◆ The task ◆
Leave out the pictures and copy the remaining records exactly.

* Start Exercise materials *

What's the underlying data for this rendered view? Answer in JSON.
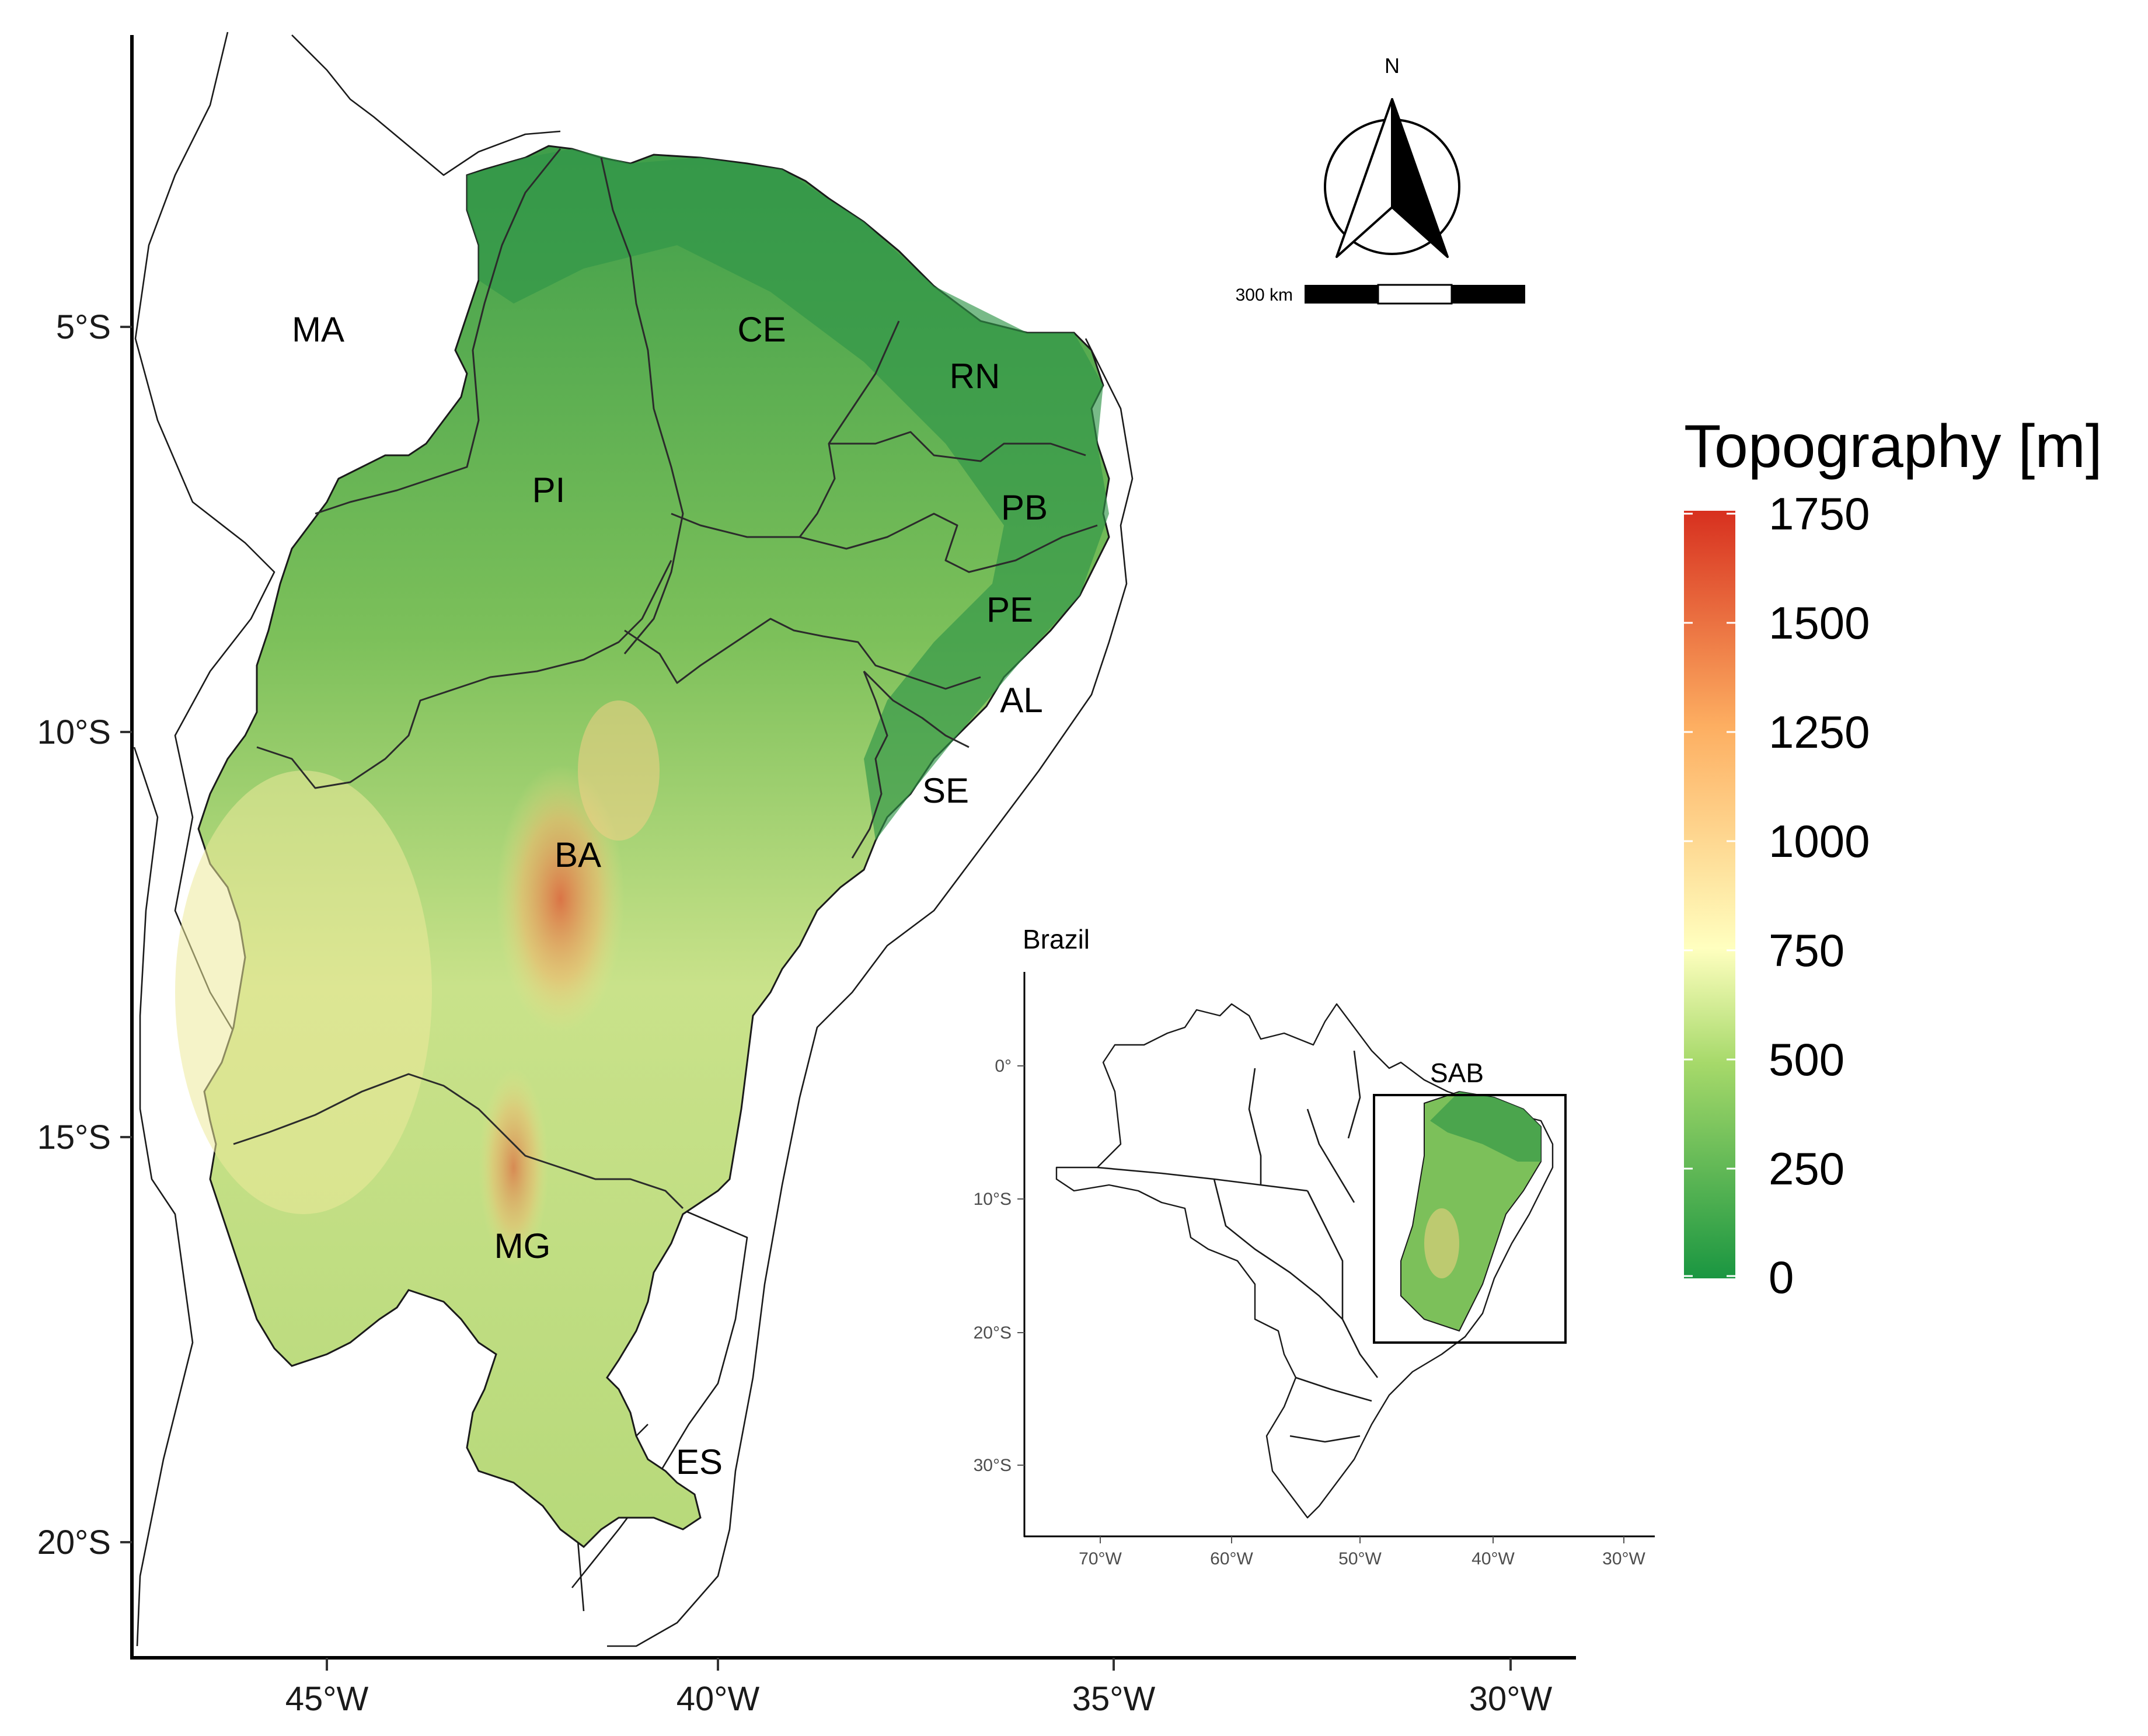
{
  "map": {
    "main_axes": {
      "x_ticks": [
        "45°W",
        "40°W",
        "35°W",
        "30°W"
      ],
      "y_ticks": [
        "5°S",
        "10°S",
        "15°S",
        "20°S"
      ]
    },
    "states": [
      "MA",
      "CE",
      "RN",
      "PI",
      "PB",
      "PE",
      "AL",
      "SE",
      "BA",
      "MG",
      "ES"
    ],
    "north_arrow": {
      "label": "N"
    },
    "scale_bar": {
      "label": "300 km"
    },
    "legend": {
      "title": "Topography [m]",
      "breaks": [
        "1750",
        "1500",
        "1250",
        "1000",
        "750",
        "500",
        "250",
        "0"
      ],
      "colors": {
        "high": "#d7301f",
        "upper": "#f4a261",
        "mid": "#ffffbf",
        "lower": "#a6d96a",
        "low": "#1a9641"
      }
    },
    "inset": {
      "title": "Brazil",
      "box_label": "SAB",
      "x_ticks": [
        "70°W",
        "60°W",
        "50°W",
        "40°W",
        "30°W"
      ],
      "y_ticks": [
        "0°",
        "10°S",
        "20°S",
        "30°S"
      ]
    }
  }
}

* End Exercise materials *

◆ Right answer ◆
What's the underlying data for this rendered view? Answer in JSON.
{
  "map": {
    "main_axes": {
      "x_ticks": [
        "45°W",
        "40°W",
        "35°W",
        "30°W"
      ],
      "y_ticks": [
        "5°S",
        "10°S",
        "15°S",
        "20°S"
      ]
    },
    "states": [
      "MA",
      "CE",
      "RN",
      "PI",
      "PB",
      "PE",
      "AL",
      "SE",
      "BA",
      "MG",
      "ES"
    ],
    "north_arrow": {
      "label": "N"
    },
    "scale_bar": {
      "label": "300 km"
    },
    "legend": {
      "title": "Topography [m]",
      "breaks": [
        "1750",
        "1500",
        "1250",
        "1000",
        "750",
        "500",
        "250",
        "0"
      ],
      "colors": {
        "high": "#d7301f",
        "upper": "#f4a261",
        "mid": "#ffffbf",
        "lower": "#a6d96a",
        "low": "#1a9641"
      }
    },
    "inset": {
      "title": "Brazil",
      "box_label": "SAB",
      "x_ticks": [
        "70°W",
        "60°W",
        "50°W",
        "40°W",
        "30°W"
      ],
      "y_ticks": [
        "0°",
        "10°S",
        "20°S",
        "30°S"
      ]
    }
  }
}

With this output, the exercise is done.